[Dataset listings of figures]
————

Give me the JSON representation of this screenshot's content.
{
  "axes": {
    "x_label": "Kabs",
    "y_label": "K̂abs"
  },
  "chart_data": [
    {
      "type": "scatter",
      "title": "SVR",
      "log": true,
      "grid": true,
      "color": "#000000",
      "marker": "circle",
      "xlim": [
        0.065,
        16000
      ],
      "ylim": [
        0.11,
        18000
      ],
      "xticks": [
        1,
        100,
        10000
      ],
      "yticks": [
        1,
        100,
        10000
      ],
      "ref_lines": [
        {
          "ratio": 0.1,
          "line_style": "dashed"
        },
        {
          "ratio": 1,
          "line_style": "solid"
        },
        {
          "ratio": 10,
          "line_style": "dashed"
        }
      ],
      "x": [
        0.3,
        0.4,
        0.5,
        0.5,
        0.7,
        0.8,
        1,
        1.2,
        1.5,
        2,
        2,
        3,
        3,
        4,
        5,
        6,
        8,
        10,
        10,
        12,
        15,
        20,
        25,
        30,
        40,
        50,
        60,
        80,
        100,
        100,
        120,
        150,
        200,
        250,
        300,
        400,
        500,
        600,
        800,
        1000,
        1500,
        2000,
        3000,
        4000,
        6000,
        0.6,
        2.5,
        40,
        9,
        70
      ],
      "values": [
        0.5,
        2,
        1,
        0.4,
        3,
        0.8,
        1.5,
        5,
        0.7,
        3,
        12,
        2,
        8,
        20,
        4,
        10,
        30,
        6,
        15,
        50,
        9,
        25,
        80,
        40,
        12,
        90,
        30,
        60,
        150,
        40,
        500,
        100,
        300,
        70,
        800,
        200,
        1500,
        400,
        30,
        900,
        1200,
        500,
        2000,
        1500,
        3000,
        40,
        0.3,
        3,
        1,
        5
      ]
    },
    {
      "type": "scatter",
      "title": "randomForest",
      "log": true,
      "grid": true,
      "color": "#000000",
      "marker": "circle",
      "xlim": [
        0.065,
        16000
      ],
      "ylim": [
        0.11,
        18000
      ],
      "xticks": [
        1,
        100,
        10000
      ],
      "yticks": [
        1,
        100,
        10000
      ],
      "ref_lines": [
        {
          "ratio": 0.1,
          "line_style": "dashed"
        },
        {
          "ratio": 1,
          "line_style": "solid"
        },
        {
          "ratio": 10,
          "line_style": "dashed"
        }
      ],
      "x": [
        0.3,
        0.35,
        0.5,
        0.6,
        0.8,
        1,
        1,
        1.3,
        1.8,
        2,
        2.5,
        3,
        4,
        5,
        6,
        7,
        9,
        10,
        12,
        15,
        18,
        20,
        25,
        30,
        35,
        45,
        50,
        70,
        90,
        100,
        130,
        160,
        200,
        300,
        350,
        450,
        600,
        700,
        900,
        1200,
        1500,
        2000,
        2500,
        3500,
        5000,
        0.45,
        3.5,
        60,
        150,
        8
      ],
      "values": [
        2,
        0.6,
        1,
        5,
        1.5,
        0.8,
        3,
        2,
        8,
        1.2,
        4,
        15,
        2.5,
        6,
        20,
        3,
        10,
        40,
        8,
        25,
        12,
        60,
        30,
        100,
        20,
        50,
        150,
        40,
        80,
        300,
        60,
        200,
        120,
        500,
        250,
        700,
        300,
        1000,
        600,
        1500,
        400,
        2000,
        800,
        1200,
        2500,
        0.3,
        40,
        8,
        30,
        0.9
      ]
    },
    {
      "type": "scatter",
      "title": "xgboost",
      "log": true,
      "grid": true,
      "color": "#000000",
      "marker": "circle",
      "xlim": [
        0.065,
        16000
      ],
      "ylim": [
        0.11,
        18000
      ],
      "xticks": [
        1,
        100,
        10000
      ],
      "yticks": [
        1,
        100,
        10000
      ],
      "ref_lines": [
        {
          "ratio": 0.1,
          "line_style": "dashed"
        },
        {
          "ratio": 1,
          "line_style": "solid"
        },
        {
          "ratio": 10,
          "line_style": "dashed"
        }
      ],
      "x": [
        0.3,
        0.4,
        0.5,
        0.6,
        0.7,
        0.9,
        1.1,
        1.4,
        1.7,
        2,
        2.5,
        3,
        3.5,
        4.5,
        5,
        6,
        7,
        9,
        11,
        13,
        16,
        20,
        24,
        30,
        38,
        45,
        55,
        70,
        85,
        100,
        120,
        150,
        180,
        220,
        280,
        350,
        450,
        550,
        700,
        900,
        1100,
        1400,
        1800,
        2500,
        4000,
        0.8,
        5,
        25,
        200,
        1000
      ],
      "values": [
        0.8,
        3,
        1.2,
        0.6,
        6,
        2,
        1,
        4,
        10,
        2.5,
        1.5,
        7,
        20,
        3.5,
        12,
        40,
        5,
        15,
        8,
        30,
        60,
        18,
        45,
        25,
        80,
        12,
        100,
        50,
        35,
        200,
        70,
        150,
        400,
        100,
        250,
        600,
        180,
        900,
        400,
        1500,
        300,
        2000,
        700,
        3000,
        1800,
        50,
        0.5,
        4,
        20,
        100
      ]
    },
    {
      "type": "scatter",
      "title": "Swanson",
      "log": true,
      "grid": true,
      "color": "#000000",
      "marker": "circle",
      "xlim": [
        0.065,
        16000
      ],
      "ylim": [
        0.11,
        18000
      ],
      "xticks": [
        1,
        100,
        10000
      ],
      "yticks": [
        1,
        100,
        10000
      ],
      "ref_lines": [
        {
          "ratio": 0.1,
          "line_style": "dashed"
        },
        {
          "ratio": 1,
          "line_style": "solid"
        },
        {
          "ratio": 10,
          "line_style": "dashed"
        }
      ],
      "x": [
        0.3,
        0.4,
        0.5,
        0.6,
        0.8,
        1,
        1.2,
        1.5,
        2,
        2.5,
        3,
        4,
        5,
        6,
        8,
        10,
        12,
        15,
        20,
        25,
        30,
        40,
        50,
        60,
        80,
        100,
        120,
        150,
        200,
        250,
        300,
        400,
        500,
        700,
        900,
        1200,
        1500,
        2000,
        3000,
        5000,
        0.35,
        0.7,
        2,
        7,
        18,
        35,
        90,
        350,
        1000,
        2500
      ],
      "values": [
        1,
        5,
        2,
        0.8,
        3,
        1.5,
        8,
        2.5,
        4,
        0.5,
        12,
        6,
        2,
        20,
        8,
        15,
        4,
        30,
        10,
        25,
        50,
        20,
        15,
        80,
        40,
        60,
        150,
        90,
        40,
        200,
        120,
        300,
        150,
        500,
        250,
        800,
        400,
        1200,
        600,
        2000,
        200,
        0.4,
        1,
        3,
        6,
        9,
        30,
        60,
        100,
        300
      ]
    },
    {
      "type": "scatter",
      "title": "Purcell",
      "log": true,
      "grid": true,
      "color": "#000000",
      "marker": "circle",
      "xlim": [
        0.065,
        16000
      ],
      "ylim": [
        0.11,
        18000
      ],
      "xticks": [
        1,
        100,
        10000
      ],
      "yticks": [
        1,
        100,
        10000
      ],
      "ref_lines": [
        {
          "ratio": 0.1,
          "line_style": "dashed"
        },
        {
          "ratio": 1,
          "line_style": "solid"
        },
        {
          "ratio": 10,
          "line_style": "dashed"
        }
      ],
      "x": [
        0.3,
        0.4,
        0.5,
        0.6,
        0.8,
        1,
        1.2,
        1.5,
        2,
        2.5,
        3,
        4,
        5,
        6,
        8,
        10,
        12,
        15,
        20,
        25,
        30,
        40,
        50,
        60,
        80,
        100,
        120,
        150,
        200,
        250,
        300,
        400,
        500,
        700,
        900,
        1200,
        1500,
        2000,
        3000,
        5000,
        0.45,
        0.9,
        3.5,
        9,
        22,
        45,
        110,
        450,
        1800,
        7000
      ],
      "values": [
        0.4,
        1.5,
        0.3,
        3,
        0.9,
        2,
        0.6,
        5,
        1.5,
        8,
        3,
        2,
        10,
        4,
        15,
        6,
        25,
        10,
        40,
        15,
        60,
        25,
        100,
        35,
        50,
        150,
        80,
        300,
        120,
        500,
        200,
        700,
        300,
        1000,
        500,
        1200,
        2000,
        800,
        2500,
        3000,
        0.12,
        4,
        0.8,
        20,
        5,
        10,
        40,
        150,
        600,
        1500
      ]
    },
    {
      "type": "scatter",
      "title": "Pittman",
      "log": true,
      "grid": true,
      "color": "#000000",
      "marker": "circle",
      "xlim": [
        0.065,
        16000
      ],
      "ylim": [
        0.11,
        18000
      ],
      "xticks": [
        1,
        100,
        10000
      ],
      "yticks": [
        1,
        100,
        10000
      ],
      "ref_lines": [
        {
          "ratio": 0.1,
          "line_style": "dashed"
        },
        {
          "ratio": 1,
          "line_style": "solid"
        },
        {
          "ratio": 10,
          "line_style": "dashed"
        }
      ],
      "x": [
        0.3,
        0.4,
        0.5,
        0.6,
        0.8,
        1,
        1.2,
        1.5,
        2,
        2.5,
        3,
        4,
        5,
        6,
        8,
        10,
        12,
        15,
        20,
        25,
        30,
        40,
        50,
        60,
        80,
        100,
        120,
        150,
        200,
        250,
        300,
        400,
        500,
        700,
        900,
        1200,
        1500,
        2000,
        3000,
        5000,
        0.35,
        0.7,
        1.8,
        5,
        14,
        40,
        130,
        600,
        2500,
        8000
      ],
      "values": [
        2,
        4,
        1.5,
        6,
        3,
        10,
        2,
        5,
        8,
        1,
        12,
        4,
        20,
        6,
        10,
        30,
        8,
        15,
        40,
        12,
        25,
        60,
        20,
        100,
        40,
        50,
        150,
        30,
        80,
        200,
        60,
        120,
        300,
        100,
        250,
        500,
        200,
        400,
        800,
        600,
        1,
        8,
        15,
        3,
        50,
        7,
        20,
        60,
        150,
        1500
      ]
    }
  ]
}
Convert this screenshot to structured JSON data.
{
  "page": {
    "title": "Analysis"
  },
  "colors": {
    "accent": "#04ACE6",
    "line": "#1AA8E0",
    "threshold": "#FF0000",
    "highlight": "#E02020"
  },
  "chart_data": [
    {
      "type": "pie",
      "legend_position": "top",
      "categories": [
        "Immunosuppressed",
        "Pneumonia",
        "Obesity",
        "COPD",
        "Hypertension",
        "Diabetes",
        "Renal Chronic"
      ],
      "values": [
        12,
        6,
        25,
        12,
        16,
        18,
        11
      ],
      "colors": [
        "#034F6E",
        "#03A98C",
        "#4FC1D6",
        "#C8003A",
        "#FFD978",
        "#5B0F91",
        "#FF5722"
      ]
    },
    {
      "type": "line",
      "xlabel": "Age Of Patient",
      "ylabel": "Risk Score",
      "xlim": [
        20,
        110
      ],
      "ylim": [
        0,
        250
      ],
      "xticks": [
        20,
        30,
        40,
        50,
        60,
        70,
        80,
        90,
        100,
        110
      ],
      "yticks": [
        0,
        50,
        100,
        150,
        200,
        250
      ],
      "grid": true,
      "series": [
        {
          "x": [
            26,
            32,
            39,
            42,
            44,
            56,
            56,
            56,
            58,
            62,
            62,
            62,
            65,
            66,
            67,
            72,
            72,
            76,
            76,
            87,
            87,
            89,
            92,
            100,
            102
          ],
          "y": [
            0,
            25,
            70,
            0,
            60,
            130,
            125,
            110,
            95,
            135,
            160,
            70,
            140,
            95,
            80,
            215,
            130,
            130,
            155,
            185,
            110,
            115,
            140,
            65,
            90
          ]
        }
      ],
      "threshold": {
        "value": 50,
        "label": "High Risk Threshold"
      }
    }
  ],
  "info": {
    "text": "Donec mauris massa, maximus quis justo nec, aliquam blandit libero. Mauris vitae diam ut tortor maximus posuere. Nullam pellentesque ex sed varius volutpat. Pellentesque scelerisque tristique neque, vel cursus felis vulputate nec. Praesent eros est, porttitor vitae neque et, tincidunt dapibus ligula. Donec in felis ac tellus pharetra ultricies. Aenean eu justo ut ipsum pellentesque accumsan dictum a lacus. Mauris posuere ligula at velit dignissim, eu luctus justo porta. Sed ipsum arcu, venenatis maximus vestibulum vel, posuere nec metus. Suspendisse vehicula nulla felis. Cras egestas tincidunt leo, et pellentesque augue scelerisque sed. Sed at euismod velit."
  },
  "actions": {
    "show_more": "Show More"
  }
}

————

● What needs to be done: Return the lines of the records that include the string "title".

● Output of the exercise:
      "title": "SVR",
      "title": "randomForest",
      "title": "xgboost",
      "title": "Swanson",
      "title": "Purcell",
      "title": "Pittman",
    "title": "Analysis"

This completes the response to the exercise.